● **Problem**
Leave every picture out and write out the records below exactly.

● **Data**
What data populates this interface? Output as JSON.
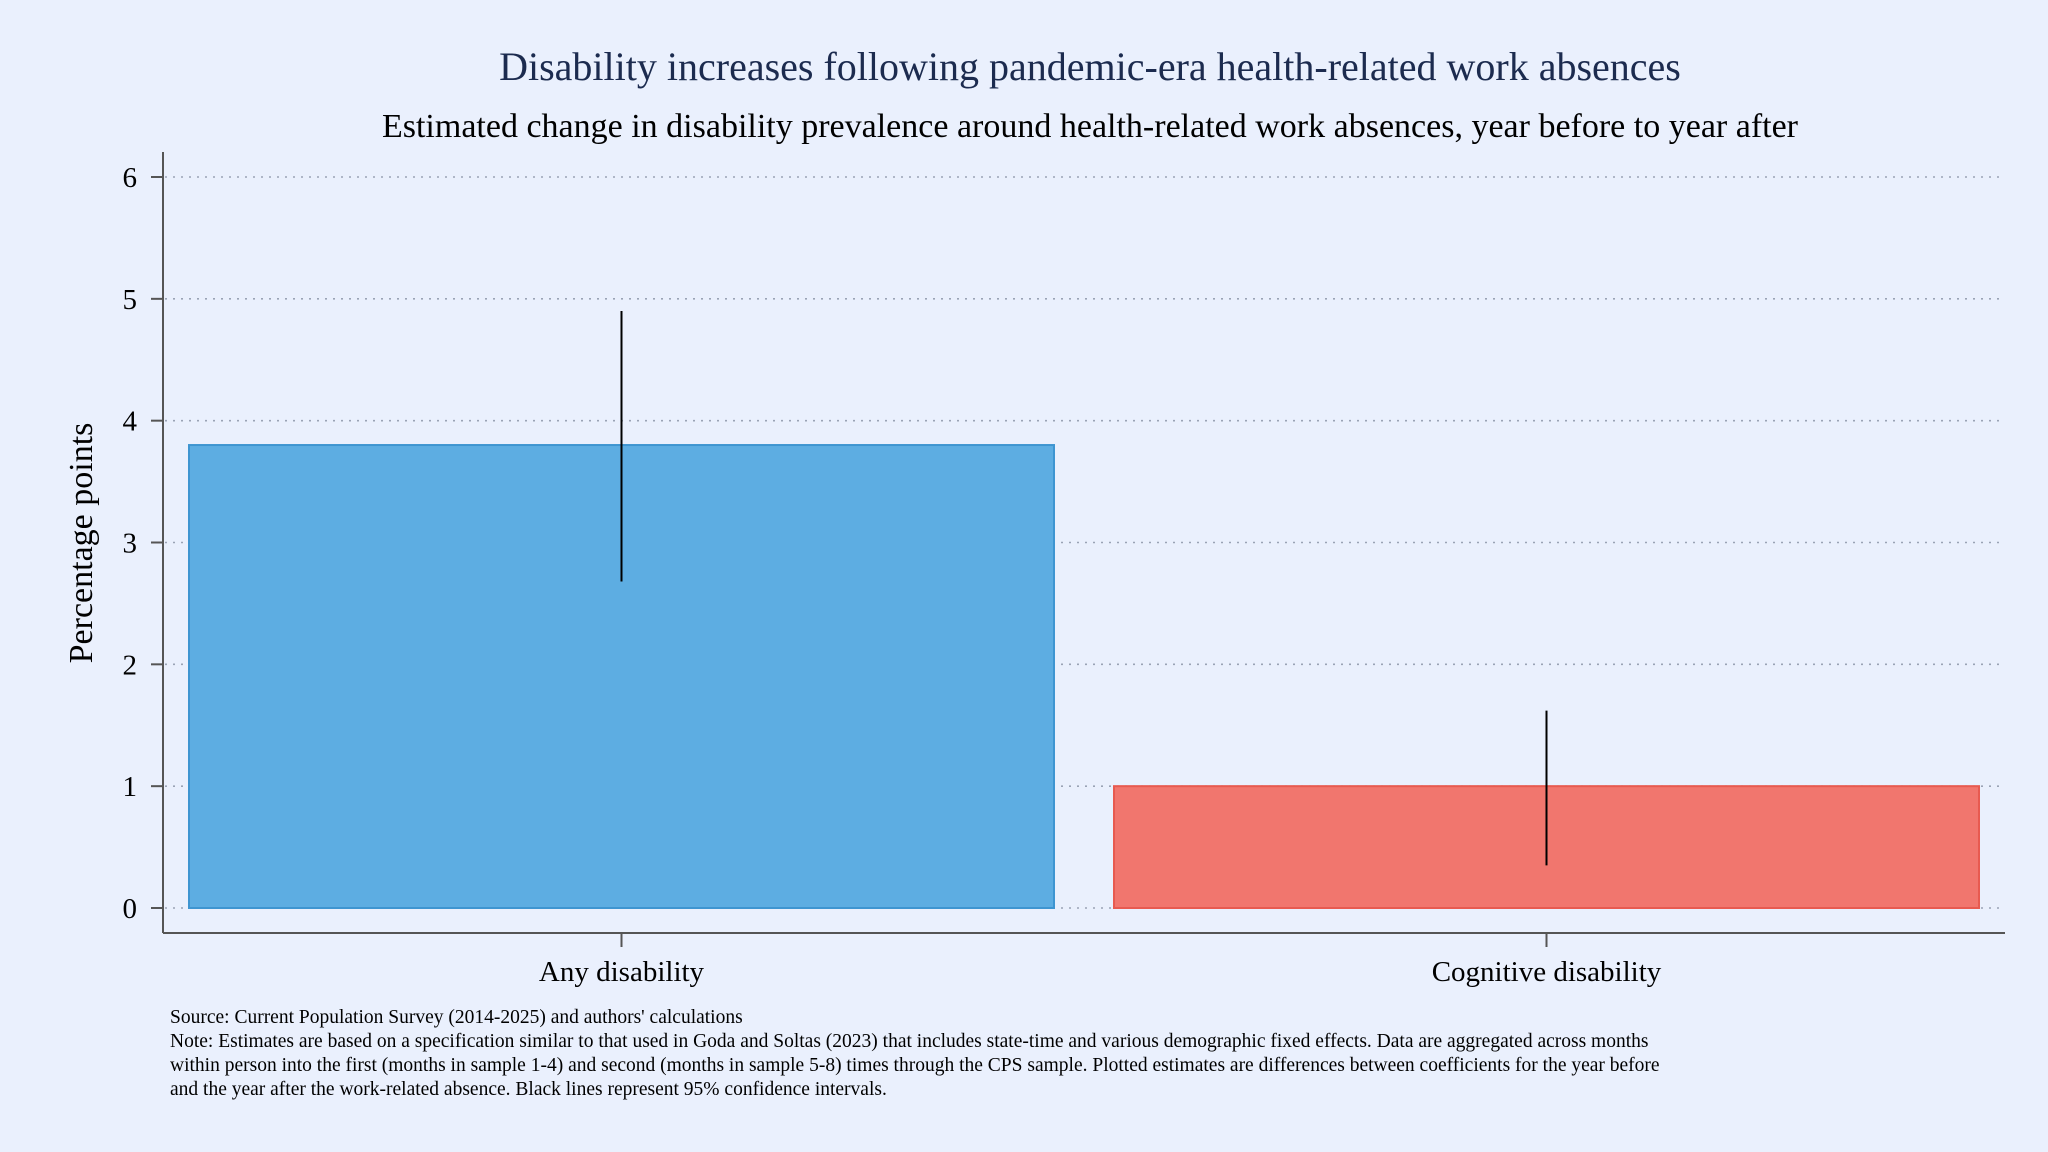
{
  "chart_data": {
    "type": "bar",
    "title": "Disability increases following pandemic-era health-related work absences",
    "subtitle": "Estimated change in disability prevalence around health-related work absences, year before to year after",
    "xlabel": "",
    "ylabel": "Percentage points",
    "ylim": [
      0,
      6.2
    ],
    "yticks": [
      0,
      1,
      2,
      3,
      4,
      5,
      6
    ],
    "grid": true,
    "categories": [
      "Any disability",
      "Cognitive disability"
    ],
    "values": [
      3.8,
      1.0
    ],
    "ci_low": [
      2.68,
      0.35
    ],
    "ci_high": [
      4.9,
      1.62
    ],
    "colors": [
      "#5dade2",
      "#f1766e"
    ],
    "edge_colors": [
      "#3e95d1",
      "#e85a50"
    ],
    "ci_color": "#000000",
    "title_color": "#1c2b4f",
    "background": "#eaf0fd"
  },
  "source_text": "Source: Current Population Survey (2014-2025) and authors' calculations",
  "note_lines": [
    "Note: Estimates are based on a specification similar to that used in Goda and Soltas (2023) that includes state-time and various demographic fixed effects. Data are aggregated across months",
    "within person into the first (months in sample 1-4) and second (months in sample 5-8) times through the CPS sample. Plotted estimates are differences between coefficients for the year before",
    "and the year after the work-related absence. Black lines represent 95% confidence intervals."
  ]
}
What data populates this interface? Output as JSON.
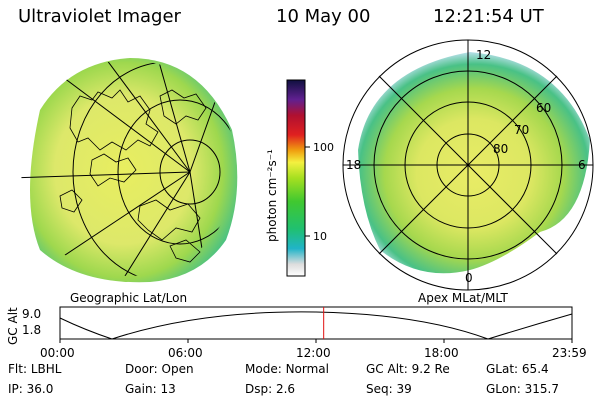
{
  "header": {
    "instrument": "Ultraviolet Imager",
    "date": "10 May 00",
    "time": "12:21:54 UT"
  },
  "colorbar": {
    "unit": "photon cm⁻²s⁻¹",
    "ticks": [
      "100",
      "10"
    ]
  },
  "left_panel": {
    "label": "Geographic Lat/Lon"
  },
  "right_panel": {
    "label": "Apex MLat/MLT",
    "mlt_labels": [
      "12",
      "18",
      "6",
      "0"
    ],
    "lat_labels": [
      "60",
      "70",
      "80"
    ]
  },
  "altitude_plot": {
    "ylabel": "GC Alt",
    "y_ticks": [
      "9.0",
      "1.8"
    ],
    "time_ticks": [
      "00:00",
      "06:00",
      "12:00",
      "18:00",
      "23:59"
    ],
    "current_time_fraction": 0.515
  },
  "footer": {
    "row1": [
      {
        "label": "Flt:",
        "value": "LBHL"
      },
      {
        "label": "Door:",
        "value": "Open"
      },
      {
        "label": "Mode:",
        "value": "Normal"
      },
      {
        "label": "GC Alt:",
        "value": "9.2 Re"
      },
      {
        "label": "GLat:",
        "value": "65.4"
      }
    ],
    "row2": [
      {
        "label": "IP:",
        "value": "36.0"
      },
      {
        "label": "Gain:",
        "value": "13"
      },
      {
        "label": "Dsp:",
        "value": "2.6"
      },
      {
        "label": "Seq:",
        "value": "39"
      },
      {
        "label": "GLon:",
        "value": "315.7"
      }
    ]
  }
}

● **Response to the task**
What data populates this interface? Output as JSON.
{
  "chart_data": {
    "type": "bar",
    "title": "Disability increases following pandemic-era health-related work absences",
    "subtitle": "Estimated change in disability prevalence around health-related work absences, year before to year after",
    "xlabel": "",
    "ylabel": "Percentage points",
    "ylim": [
      0,
      6.2
    ],
    "yticks": [
      0,
      1,
      2,
      3,
      4,
      5,
      6
    ],
    "grid": true,
    "categories": [
      "Any disability",
      "Cognitive disability"
    ],
    "values": [
      3.8,
      1.0
    ],
    "ci_low": [
      2.68,
      0.35
    ],
    "ci_high": [
      4.9,
      1.62
    ],
    "colors": [
      "#5dade2",
      "#f1766e"
    ],
    "edge_colors": [
      "#3e95d1",
      "#e85a50"
    ],
    "ci_color": "#000000",
    "title_color": "#1c2b4f",
    "background": "#eaf0fd"
  },
  "source_text": "Source: Current Population Survey (2014-2025) and authors' calculations",
  "note_lines": [
    "Note: Estimates are based on a specification similar to that used in Goda and Soltas (2023) that includes state-time and various demographic fixed effects. Data are aggregated across months",
    "within person into the first (months in sample 1-4) and second (months in sample 5-8) times through the CPS sample. Plotted estimates are differences between coefficients for the year before",
    "and the year after the work-related absence. Black lines represent 95% confidence intervals."
  ]
}
What data populates this interface? Output as JSON.
{
  "header": {
    "instrument": "Ultraviolet Imager",
    "date": "10 May 00",
    "time": "12:21:54 UT"
  },
  "colorbar": {
    "unit": "photon cm⁻²s⁻¹",
    "ticks": [
      "100",
      "10"
    ]
  },
  "left_panel": {
    "label": "Geographic Lat/Lon"
  },
  "right_panel": {
    "label": "Apex MLat/MLT",
    "mlt_labels": [
      "12",
      "18",
      "6",
      "0"
    ],
    "lat_labels": [
      "60",
      "70",
      "80"
    ]
  },
  "altitude_plot": {
    "ylabel": "GC Alt",
    "y_ticks": [
      "9.0",
      "1.8"
    ],
    "time_ticks": [
      "00:00",
      "06:00",
      "12:00",
      "18:00",
      "23:59"
    ],
    "current_time_fraction": 0.515
  },
  "footer": {
    "row1": [
      {
        "label": "Flt:",
        "value": "LBHL"
      },
      {
        "label": "Door:",
        "value": "Open"
      },
      {
        "label": "Mode:",
        "value": "Normal"
      },
      {
        "label": "GC Alt:",
        "value": "9.2 Re"
      },
      {
        "label": "GLat:",
        "value": "65.4"
      }
    ],
    "row2": [
      {
        "label": "IP:",
        "value": "36.0"
      },
      {
        "label": "Gain:",
        "value": "13"
      },
      {
        "label": "Dsp:",
        "value": "2.6"
      },
      {
        "label": "Seq:",
        "value": "39"
      },
      {
        "label": "GLon:",
        "value": "315.7"
      }
    ]
  }
}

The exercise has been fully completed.